(WRITTEN EXERCISE)
Word for word, give the material below again, minus any images.

══ TASK MATERIAL ══

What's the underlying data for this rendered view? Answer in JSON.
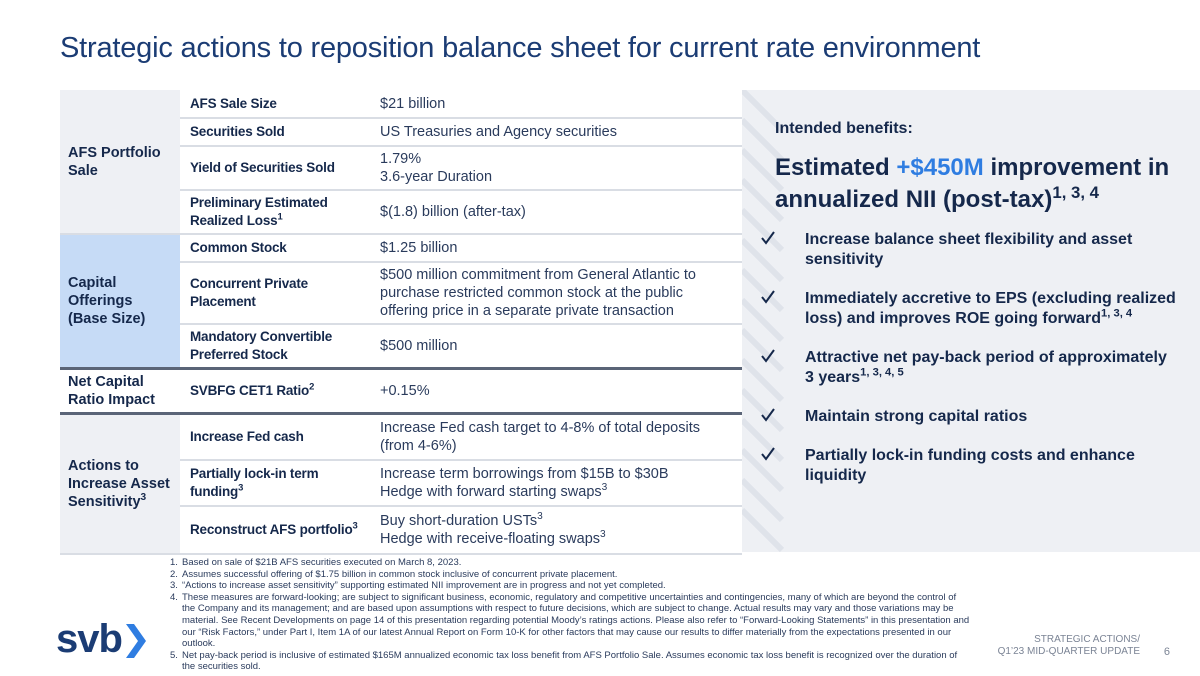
{
  "title": "Strategic actions to reposition balance sheet for current rate environment",
  "table": {
    "groups": [
      {
        "label": [
          {
            "text": "AFS Portfolio Sale"
          }
        ],
        "rows": [
          {
            "label": [
              {
                "text": "AFS Sale Size"
              }
            ],
            "value": [
              [
                {
                  "text": "$21 billion"
                }
              ]
            ]
          },
          {
            "label": [
              {
                "text": "Securities Sold"
              }
            ],
            "value": [
              [
                {
                  "text": "US Treasuries and Agency securities"
                }
              ]
            ]
          },
          {
            "label": [
              {
                "text": "Yield of Securities Sold"
              }
            ],
            "value": [
              [
                {
                  "text": "1.79%"
                }
              ],
              [
                {
                  "text": "3.6-year Duration"
                }
              ]
            ]
          },
          {
            "label": [
              {
                "text": "Preliminary Estimated Realized Loss"
              },
              {
                "sup": "1"
              }
            ],
            "value": [
              [
                {
                  "text": "$(1.8) billion (after-tax)"
                }
              ]
            ]
          }
        ]
      },
      {
        "label": [
          {
            "text": "Capital Offerings (Base Size)"
          }
        ],
        "rows": [
          {
            "label": [
              {
                "text": "Common Stock"
              }
            ],
            "value": [
              [
                {
                  "text": "$1.25 billion"
                }
              ]
            ]
          },
          {
            "label": [
              {
                "text": "Concurrent Private Placement"
              }
            ],
            "value": [
              [
                {
                  "text": "$500 million commitment from General Atlantic to purchase restricted common stock at the public offering price in a separate private transaction"
                }
              ]
            ]
          },
          {
            "label": [
              {
                "text": "Mandatory Convertible Preferred Stock"
              }
            ],
            "value": [
              [
                {
                  "text": "$500 million"
                }
              ]
            ]
          }
        ]
      },
      {
        "label": [
          {
            "text": "Net Capital Ratio Impact"
          }
        ],
        "rows": [
          {
            "label": [
              {
                "text": "SVBFG CET1 Ratio"
              },
              {
                "sup": "2"
              }
            ],
            "value": [
              [
                {
                  "text": "+0.15%"
                }
              ]
            ]
          }
        ]
      },
      {
        "label": [
          {
            "text": "Actions to Increase Asset Sensitivity"
          },
          {
            "sup": "3"
          }
        ],
        "rows": [
          {
            "label": [
              {
                "text": "Increase Fed cash"
              }
            ],
            "value": [
              [
                {
                  "text": "Increase Fed cash target to 4-8% of total deposits (from 4-6%)"
                }
              ]
            ]
          },
          {
            "label": [
              {
                "text": "Partially lock-in term funding"
              },
              {
                "sup": "3"
              }
            ],
            "value": [
              [
                {
                  "text": "Increase term borrowings from $15B to $30B"
                }
              ],
              [
                {
                  "text": "Hedge with forward starting swaps"
                },
                {
                  "sup": "3"
                }
              ]
            ]
          },
          {
            "label": [
              {
                "text": "Reconstruct AFS portfolio"
              },
              {
                "sup": "3"
              }
            ],
            "value": [
              [
                {
                  "text": "Buy short-duration USTs"
                },
                {
                  "sup": "3"
                }
              ],
              [
                {
                  "text": "Hedge with receive-floating swaps"
                },
                {
                  "sup": "3"
                }
              ]
            ]
          }
        ]
      }
    ]
  },
  "benefits": {
    "heading": "Intended benefits:",
    "headline": [
      {
        "text": "Estimated "
      },
      {
        "highlight": "+$450M"
      },
      {
        "text": " improvement in annualized NII (post-tax)"
      },
      {
        "sup": "1, 3, 4"
      }
    ],
    "bullets": [
      [
        {
          "text": "Increase balance sheet flexibility and asset sensitivity"
        }
      ],
      [
        {
          "text": "Immediately accretive to EPS (excluding realized loss) and improves ROE going forward"
        },
        {
          "sup": "1, 3, 4"
        }
      ],
      [
        {
          "text": "Attractive net pay-back period of approximately 3 years"
        },
        {
          "sup": "1, 3, 4, 5"
        }
      ],
      [
        {
          "text": "Maintain strong capital ratios"
        }
      ],
      [
        {
          "text": "Partially lock-in funding costs and enhance liquidity"
        }
      ]
    ]
  },
  "footnotes": [
    {
      "num": "1.",
      "text": "Based on sale of $21B AFS securities executed on March 8, 2023."
    },
    {
      "num": "2.",
      "text": "Assumes successful offering of $1.75 billion in common stock inclusive of concurrent private placement."
    },
    {
      "num": "3.",
      "text": "“Actions to increase asset sensitivity” supporting estimated NII improvement are in progress and not yet completed."
    },
    {
      "num": "4.",
      "text": "These measures are forward-looking; are subject to significant business, economic, regulatory and competitive uncertainties and contingencies, many of which are beyond the control of the Company and its management; and are based upon assumptions with respect to future decisions, which are subject to change. Actual results may vary and those variations may be material. See Recent Developments on page 14 of this presentation regarding potential Moody’s ratings actions.  Please also refer to “Forward-Looking Statements” in this presentation and our “Risk Factors,” under Part I, Item 1A of our latest Annual Report on Form 10-K for other factors that may cause our results to differ materially from the expectations presented in our outlook."
    },
    {
      "num": "5.",
      "text": "Net pay-back period is inclusive of estimated $165M annualized economic tax loss benefit from AFS Portfolio Sale.  Assumes economic tax loss benefit is recognized over the duration of the securities sold."
    }
  ],
  "footer": {
    "logo": "svb",
    "section": [
      "STRATEGIC ACTIONS/",
      "Q1’23 MID-QUARTER UPDATE"
    ],
    "page": "6"
  }
}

═══

(TASK OUTPUT)
What's the underlying data for this rendered view? Answer in JSON.
{
  "title": "Strategic actions to reposition balance sheet for current rate environment",
  "table": {
    "groups": [
      {
        "label": [
          {
            "text": "AFS Portfolio Sale"
          }
        ],
        "rows": [
          {
            "label": [
              {
                "text": "AFS Sale Size"
              }
            ],
            "value": [
              [
                {
                  "text": "$21 billion"
                }
              ]
            ]
          },
          {
            "label": [
              {
                "text": "Securities Sold"
              }
            ],
            "value": [
              [
                {
                  "text": "US Treasuries and Agency securities"
                }
              ]
            ]
          },
          {
            "label": [
              {
                "text": "Yield of Securities Sold"
              }
            ],
            "value": [
              [
                {
                  "text": "1.79%"
                }
              ],
              [
                {
                  "text": "3.6-year Duration"
                }
              ]
            ]
          },
          {
            "label": [
              {
                "text": "Preliminary Estimated Realized Loss"
              },
              {
                "sup": "1"
              }
            ],
            "value": [
              [
                {
                  "text": "$(1.8) billion (after-tax)"
                }
              ]
            ]
          }
        ]
      },
      {
        "label": [
          {
            "text": "Capital Offerings (Base Size)"
          }
        ],
        "rows": [
          {
            "label": [
              {
                "text": "Common Stock"
              }
            ],
            "value": [
              [
                {
                  "text": "$1.25 billion"
                }
              ]
            ]
          },
          {
            "label": [
              {
                "text": "Concurrent Private Placement"
              }
            ],
            "value": [
              [
                {
                  "text": "$500 million commitment from General Atlantic to purchase restricted common stock at the public offering price in a separate private transaction"
                }
              ]
            ]
          },
          {
            "label": [
              {
                "text": "Mandatory Convertible Preferred Stock"
              }
            ],
            "value": [
              [
                {
                  "text": "$500 million"
                }
              ]
            ]
          }
        ]
      },
      {
        "label": [
          {
            "text": "Net Capital Ratio Impact"
          }
        ],
        "rows": [
          {
            "label": [
              {
                "text": "SVBFG CET1 Ratio"
              },
              {
                "sup": "2"
              }
            ],
            "value": [
              [
                {
                  "text": "+0.15%"
                }
              ]
            ]
          }
        ]
      },
      {
        "label": [
          {
            "text": "Actions to Increase Asset Sensitivity"
          },
          {
            "sup": "3"
          }
        ],
        "rows": [
          {
            "label": [
              {
                "text": "Increase Fed cash"
              }
            ],
            "value": [
              [
                {
                  "text": "Increase Fed cash target to 4-8% of total deposits (from 4-6%)"
                }
              ]
            ]
          },
          {
            "label": [
              {
                "text": "Partially lock-in term funding"
              },
              {
                "sup": "3"
              }
            ],
            "value": [
              [
                {
                  "text": "Increase term borrowings from $15B to $30B"
                }
              ],
              [
                {
                  "text": "Hedge with forward starting swaps"
                },
                {
                  "sup": "3"
                }
              ]
            ]
          },
          {
            "label": [
              {
                "text": "Reconstruct AFS portfolio"
              },
              {
                "sup": "3"
              }
            ],
            "value": [
              [
                {
                  "text": "Buy short-duration USTs"
                },
                {
                  "sup": "3"
                }
              ],
              [
                {
                  "text": "Hedge with receive-floating swaps"
                },
                {
                  "sup": "3"
                }
              ]
            ]
          }
        ]
      }
    ]
  },
  "benefits": {
    "heading": "Intended benefits:",
    "headline": [
      {
        "text": "Estimated "
      },
      {
        "highlight": "+$450M"
      },
      {
        "text": " improvement in annualized NII (post-tax)"
      },
      {
        "sup": "1, 3, 4"
      }
    ],
    "bullets": [
      [
        {
          "text": "Increase balance sheet flexibility and asset sensitivity"
        }
      ],
      [
        {
          "text": "Immediately accretive to EPS (excluding realized loss) and improves ROE going forward"
        },
        {
          "sup": "1, 3, 4"
        }
      ],
      [
        {
          "text": "Attractive net pay-back period of approximately 3 years"
        },
        {
          "sup": "1, 3, 4, 5"
        }
      ],
      [
        {
          "text": "Maintain strong capital ratios"
        }
      ],
      [
        {
          "text": "Partially lock-in funding costs and enhance liquidity"
        }
      ]
    ]
  },
  "footnotes": [
    {
      "num": "1.",
      "text": "Based on sale of $21B AFS securities executed on March 8, 2023."
    },
    {
      "num": "2.",
      "text": "Assumes successful offering of $1.75 billion in common stock inclusive of concurrent private placement."
    },
    {
      "num": "3.",
      "text": "“Actions to increase asset sensitivity” supporting estimated NII improvement are in progress and not yet completed."
    },
    {
      "num": "4.",
      "text": "These measures are forward-looking; are subject to significant business, economic, regulatory and competitive uncertainties and contingencies, many of which are beyond the control of the Company and its management; and are based upon assumptions with respect to future decisions, which are subject to change. Actual results may vary and those variations may be material. See Recent Developments on page 14 of this presentation regarding potential Moody’s ratings actions.  Please also refer to “Forward-Looking Statements” in this presentation and our “Risk Factors,” under Part I, Item 1A of our latest Annual Report on Form 10-K for other factors that may cause our results to differ materially from the expectations presented in our outlook."
    },
    {
      "num": "5.",
      "text": "Net pay-back period is inclusive of estimated $165M annualized economic tax loss benefit from AFS Portfolio Sale.  Assumes economic tax loss benefit is recognized over the duration of the securities sold."
    }
  ],
  "footer": {
    "logo": "svb",
    "section": [
      "STRATEGIC ACTIONS/",
      "Q1’23 MID-QUARTER UPDATE"
    ],
    "page": "6"
  }
}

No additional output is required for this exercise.